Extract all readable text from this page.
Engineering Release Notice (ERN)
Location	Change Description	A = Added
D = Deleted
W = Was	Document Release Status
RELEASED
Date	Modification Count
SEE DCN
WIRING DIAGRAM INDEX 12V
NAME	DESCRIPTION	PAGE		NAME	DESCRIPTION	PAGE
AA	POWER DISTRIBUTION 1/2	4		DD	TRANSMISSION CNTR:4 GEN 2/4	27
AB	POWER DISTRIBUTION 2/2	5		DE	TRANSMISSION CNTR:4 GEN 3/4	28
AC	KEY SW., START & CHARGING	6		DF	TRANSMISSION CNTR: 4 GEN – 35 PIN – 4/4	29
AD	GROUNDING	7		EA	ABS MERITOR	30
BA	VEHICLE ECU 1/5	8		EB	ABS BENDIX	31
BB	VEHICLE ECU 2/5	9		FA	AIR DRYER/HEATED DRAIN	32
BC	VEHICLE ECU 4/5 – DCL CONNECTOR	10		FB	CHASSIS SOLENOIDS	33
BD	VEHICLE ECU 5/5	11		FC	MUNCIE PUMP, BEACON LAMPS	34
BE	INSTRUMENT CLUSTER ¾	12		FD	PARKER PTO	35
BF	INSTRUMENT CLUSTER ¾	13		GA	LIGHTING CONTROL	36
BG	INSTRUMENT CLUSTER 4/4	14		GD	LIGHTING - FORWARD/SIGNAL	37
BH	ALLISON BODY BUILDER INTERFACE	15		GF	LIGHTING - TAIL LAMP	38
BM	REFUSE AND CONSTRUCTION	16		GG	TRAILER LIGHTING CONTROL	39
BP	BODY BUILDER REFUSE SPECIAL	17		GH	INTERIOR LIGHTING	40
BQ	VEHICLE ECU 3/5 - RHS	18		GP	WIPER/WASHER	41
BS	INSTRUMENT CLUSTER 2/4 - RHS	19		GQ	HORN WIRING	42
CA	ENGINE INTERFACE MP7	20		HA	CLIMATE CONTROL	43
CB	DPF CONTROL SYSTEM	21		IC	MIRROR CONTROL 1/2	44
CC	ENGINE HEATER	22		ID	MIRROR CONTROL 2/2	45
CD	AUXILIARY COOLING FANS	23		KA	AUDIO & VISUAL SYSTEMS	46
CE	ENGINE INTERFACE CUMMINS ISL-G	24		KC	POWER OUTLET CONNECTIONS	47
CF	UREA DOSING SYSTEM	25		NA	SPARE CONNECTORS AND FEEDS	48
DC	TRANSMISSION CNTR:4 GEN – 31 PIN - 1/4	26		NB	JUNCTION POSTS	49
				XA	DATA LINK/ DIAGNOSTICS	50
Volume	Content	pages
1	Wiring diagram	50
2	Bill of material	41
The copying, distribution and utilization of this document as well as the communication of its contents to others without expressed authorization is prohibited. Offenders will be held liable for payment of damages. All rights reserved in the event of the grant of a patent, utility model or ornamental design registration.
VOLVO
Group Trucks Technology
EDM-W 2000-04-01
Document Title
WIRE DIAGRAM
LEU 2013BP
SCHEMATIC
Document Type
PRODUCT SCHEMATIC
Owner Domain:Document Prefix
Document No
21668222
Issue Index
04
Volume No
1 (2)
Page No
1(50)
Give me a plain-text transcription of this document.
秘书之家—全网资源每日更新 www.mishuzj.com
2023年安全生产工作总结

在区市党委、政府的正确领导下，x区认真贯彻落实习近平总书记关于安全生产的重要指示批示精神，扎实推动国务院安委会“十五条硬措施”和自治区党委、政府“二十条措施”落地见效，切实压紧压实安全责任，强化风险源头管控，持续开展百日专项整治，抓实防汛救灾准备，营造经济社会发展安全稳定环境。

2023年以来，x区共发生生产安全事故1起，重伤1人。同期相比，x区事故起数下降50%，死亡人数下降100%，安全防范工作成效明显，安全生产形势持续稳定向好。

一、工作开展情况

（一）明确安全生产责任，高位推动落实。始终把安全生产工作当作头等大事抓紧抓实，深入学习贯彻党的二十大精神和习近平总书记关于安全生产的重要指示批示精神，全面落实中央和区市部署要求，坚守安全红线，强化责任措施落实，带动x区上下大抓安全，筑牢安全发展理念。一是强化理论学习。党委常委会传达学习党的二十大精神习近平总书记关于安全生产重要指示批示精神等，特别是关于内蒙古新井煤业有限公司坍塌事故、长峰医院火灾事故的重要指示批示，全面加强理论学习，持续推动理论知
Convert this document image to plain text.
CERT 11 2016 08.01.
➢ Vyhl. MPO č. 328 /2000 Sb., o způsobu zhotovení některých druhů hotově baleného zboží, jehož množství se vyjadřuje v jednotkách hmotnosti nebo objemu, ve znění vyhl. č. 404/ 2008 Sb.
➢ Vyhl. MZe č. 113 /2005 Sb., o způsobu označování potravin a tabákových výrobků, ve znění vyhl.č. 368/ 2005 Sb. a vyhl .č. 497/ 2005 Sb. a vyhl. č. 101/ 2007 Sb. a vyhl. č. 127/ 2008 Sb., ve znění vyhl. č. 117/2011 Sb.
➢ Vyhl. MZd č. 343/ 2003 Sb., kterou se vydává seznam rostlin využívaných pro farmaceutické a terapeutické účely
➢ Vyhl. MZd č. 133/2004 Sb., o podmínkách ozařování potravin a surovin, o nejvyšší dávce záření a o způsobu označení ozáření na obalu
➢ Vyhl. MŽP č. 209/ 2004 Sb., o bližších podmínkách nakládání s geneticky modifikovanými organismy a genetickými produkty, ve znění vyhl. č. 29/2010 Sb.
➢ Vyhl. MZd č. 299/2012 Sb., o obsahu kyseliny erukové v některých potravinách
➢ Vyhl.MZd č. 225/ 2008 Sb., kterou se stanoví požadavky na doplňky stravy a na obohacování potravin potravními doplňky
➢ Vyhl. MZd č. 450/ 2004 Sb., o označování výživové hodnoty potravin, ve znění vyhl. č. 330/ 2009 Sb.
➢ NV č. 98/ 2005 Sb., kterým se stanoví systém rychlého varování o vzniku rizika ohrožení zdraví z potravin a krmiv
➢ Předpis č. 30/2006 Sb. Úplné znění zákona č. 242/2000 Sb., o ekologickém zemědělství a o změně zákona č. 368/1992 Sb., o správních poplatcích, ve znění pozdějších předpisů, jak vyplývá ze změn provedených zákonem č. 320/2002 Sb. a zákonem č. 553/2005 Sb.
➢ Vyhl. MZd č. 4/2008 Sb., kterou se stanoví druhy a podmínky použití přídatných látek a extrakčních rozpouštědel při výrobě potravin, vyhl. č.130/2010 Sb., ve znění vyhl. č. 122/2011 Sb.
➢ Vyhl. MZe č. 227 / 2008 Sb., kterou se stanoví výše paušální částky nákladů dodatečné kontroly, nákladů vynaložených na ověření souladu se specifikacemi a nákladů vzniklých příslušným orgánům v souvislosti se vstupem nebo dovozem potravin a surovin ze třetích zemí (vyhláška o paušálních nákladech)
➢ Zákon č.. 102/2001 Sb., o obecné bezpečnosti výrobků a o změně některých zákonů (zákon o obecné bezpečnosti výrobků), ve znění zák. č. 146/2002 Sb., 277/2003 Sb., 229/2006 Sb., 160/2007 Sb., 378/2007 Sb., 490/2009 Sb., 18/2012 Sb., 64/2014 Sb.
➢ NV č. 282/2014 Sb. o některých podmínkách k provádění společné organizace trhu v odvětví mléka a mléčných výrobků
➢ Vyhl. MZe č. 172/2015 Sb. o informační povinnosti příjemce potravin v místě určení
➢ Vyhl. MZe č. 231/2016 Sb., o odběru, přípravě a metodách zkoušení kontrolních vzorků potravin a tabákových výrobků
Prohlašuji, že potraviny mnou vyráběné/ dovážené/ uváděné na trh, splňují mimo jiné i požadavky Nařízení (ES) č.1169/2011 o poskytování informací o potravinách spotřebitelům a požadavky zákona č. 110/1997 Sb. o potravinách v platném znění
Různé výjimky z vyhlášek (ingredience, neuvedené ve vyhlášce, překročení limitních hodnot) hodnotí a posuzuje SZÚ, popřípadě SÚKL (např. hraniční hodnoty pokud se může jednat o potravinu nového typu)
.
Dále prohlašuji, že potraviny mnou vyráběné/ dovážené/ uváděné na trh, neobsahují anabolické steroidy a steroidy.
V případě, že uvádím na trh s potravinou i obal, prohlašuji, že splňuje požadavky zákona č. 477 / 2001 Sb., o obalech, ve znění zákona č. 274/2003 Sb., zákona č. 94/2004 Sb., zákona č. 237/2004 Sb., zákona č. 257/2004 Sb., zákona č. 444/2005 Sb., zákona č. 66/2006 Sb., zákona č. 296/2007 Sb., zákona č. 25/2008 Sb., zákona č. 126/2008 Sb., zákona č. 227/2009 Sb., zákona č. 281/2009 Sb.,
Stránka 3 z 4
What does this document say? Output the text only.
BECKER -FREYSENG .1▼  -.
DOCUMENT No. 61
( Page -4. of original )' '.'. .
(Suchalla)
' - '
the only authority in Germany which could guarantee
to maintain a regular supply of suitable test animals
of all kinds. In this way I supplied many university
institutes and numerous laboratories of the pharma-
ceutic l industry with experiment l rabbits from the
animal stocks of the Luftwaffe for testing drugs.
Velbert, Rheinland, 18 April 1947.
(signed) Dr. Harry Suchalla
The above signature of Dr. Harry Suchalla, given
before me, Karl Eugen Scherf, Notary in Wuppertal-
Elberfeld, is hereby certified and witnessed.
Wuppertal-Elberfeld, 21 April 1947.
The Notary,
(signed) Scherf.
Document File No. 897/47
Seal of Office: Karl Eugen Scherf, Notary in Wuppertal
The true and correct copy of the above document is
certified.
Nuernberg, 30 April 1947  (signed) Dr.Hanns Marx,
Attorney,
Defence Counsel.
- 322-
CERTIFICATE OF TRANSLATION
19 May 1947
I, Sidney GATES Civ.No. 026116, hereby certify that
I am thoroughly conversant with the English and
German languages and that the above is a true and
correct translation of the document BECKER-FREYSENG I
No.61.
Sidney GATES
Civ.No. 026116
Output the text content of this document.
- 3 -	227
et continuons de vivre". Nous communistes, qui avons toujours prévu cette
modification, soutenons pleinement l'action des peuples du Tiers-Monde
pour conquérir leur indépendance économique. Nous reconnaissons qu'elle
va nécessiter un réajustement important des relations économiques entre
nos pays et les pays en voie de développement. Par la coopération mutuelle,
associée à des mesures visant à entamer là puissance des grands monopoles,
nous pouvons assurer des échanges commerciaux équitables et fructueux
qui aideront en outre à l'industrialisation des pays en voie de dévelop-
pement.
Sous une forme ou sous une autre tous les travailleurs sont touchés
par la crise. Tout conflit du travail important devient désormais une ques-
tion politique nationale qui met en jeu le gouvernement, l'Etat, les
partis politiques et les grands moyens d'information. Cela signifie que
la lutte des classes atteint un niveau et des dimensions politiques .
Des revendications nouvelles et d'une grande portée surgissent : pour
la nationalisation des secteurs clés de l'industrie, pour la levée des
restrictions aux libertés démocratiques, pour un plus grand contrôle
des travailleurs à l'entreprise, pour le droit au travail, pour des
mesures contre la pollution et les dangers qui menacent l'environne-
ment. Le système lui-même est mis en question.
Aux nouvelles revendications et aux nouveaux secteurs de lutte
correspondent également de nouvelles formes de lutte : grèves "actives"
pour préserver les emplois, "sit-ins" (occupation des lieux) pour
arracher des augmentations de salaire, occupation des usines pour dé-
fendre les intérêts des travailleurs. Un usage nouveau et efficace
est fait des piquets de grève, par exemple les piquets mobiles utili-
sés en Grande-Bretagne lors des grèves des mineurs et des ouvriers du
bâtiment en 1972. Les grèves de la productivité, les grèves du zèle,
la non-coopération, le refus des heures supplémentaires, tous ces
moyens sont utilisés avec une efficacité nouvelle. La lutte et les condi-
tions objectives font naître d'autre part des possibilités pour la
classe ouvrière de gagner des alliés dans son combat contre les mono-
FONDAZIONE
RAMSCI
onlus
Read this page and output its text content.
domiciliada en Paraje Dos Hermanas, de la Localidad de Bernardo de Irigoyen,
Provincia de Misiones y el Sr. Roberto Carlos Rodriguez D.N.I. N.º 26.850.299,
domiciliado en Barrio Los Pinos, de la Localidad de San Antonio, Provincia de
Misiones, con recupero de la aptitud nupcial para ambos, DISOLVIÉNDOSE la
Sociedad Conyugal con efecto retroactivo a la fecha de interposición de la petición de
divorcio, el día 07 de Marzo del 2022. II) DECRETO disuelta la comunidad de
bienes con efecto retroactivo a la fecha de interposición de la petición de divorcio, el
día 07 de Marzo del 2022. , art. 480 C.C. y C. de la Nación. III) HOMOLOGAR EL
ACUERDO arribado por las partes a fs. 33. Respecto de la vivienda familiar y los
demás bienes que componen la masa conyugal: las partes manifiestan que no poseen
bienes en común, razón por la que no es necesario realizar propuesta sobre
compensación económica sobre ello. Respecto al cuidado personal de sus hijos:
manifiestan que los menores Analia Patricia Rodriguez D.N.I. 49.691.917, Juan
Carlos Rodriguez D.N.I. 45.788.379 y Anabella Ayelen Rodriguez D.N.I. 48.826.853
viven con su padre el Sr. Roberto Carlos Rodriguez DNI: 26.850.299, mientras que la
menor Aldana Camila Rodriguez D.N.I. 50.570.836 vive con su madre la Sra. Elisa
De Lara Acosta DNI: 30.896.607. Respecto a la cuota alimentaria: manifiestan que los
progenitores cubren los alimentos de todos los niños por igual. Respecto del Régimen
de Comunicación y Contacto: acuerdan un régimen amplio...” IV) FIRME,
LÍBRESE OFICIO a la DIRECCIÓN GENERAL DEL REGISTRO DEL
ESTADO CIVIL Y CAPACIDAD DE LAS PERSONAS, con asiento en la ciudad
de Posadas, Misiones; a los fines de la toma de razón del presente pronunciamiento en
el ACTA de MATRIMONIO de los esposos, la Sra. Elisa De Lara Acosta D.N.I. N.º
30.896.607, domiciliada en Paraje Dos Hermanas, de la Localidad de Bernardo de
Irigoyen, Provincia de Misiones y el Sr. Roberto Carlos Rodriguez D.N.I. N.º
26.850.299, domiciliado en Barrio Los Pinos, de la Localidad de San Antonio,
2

### [Given task]
Going through the entries above, tally each line that has the word "POWER". Answer with the number only.

### [Written answer]
3